• **What needs to be done**:
Print every line of the listing exactly, please.

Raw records
** BEGIN **

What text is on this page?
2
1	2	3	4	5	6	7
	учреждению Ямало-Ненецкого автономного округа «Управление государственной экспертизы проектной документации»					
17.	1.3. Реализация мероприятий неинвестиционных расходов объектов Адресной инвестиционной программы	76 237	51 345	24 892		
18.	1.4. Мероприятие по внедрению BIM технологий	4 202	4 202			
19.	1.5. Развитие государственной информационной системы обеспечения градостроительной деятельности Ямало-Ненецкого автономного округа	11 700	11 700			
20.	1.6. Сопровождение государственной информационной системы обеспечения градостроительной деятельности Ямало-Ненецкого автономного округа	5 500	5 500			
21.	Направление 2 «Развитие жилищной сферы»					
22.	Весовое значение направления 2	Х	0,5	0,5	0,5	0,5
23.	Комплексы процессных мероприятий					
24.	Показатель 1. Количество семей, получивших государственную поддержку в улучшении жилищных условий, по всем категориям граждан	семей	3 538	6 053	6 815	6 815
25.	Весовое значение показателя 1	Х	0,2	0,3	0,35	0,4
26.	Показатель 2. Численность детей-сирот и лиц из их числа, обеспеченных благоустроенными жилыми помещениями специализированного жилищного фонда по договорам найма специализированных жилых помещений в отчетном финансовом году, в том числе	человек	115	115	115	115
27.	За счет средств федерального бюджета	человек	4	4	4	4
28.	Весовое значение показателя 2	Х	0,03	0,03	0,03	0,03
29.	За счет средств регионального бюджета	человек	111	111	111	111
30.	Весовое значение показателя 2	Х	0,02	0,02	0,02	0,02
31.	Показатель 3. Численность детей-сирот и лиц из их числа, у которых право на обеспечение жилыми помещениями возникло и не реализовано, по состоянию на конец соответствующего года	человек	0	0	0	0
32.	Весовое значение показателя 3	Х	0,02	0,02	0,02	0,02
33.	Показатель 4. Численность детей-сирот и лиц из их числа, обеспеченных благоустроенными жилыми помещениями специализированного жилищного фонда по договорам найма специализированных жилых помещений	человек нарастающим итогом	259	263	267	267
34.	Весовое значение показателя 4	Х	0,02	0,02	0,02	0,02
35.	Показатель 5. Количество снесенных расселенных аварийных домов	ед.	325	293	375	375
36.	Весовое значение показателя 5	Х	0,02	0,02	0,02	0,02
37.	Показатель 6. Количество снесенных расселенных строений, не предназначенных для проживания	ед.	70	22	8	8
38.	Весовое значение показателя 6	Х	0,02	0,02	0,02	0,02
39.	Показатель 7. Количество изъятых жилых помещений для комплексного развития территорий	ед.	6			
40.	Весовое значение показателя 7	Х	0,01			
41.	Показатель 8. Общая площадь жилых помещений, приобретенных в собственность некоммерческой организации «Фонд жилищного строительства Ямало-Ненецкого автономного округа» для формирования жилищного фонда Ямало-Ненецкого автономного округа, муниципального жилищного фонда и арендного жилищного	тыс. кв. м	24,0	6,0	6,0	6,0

** END **

• **Output below**:
What text is on this page?
2
1	2	3	4	5	6	7
	учреждению Ямало-Ненецкого автономного округа «Управление государственной экспертизы проектной документации»					
17.	1.3. Реализация мероприятий неинвестиционных расходов объектов Адресной инвестиционной программы	76 237	51 345	24 892		
18.	1.4. Мероприятие по внедрению BIM технологий	4 202	4 202			
19.	1.5. Развитие государственной информационной системы обеспечения градостроительной деятельности Ямало-Ненецкого автономного округа	11 700	11 700			
20.	1.6. Сопровождение государственной информационной системы обеспечения градостроительной деятельности Ямало-Ненецкого автономного округа	5 500	5 500			
21.	Направление 2 «Развитие жилищной сферы»					
22.	Весовое значение направления 2	Х	0,5	0,5	0,5	0,5
23.	Комплексы процессных мероприятий					
24.	Показатель 1. Количество семей, получивших государственную поддержку в улучшении жилищных условий, по всем категориям граждан	семей	3 538	6 053	6 815	6 815
25.	Весовое значение показателя 1	Х	0,2	0,3	0,35	0,4
26.	Показатель 2. Численность детей-сирот и лиц из их числа, обеспеченных благоустроенными жилыми помещениями специализированного жилищного фонда по договорам найма специализированных жилых помещений в отчетном финансовом году, в том числе	человек	115	115	115	115
27.	За счет средств федерального бюджета	человек	4	4	4	4
28.	Весовое значение показателя 2	Х	0,03	0,03	0,03	0,03
29.	За счет средств регионального бюджета	человек	111	111	111	111
30.	Весовое значение показателя 2	Х	0,02	0,02	0,02	0,02
31.	Показатель 3. Численность детей-сирот и лиц из их числа, у которых право на обеспечение жилыми помещениями возникло и не реализовано, по состоянию на конец соответствующего года	человек	0	0	0	0
32.	Весовое значение показателя 3	Х	0,02	0,02	0,02	0,02
33.	Показатель 4. Численность детей-сирот и лиц из их числа, обеспеченных благоустроенными жилыми помещениями специализированного жилищного фонда по договорам найма специализированных жилых помещений	человек нарастающим итогом	259	263	267	267
34.	Весовое значение показателя 4	Х	0,02	0,02	0,02	0,02
35.	Показатель 5. Количество снесенных расселенных аварийных домов	ед.	325	293	375	375
36.	Весовое значение показателя 5	Х	0,02	0,02	0,02	0,02
37.	Показатель 6. Количество снесенных расселенных строений, не предназначенных для проживания	ед.	70	22	8	8
38.	Весовое значение показателя 6	Х	0,02	0,02	0,02	0,02
39.	Показатель 7. Количество изъятых жилых помещений для комплексного развития территорий	ед.	6			
40.	Весовое значение показателя 7	Х	0,01			
41.	Показатель 8. Общая площадь жилых помещений, приобретенных в собственность некоммерческой организации «Фонд жилищного строительства Ямало-Ненецкого автономного округа» для формирования жилищного фонда Ямало-Ненецкого автономного округа, муниципального жилищного фонда и арендного жилищного	тыс. кв. м	24,0	6,0	6,0	6,0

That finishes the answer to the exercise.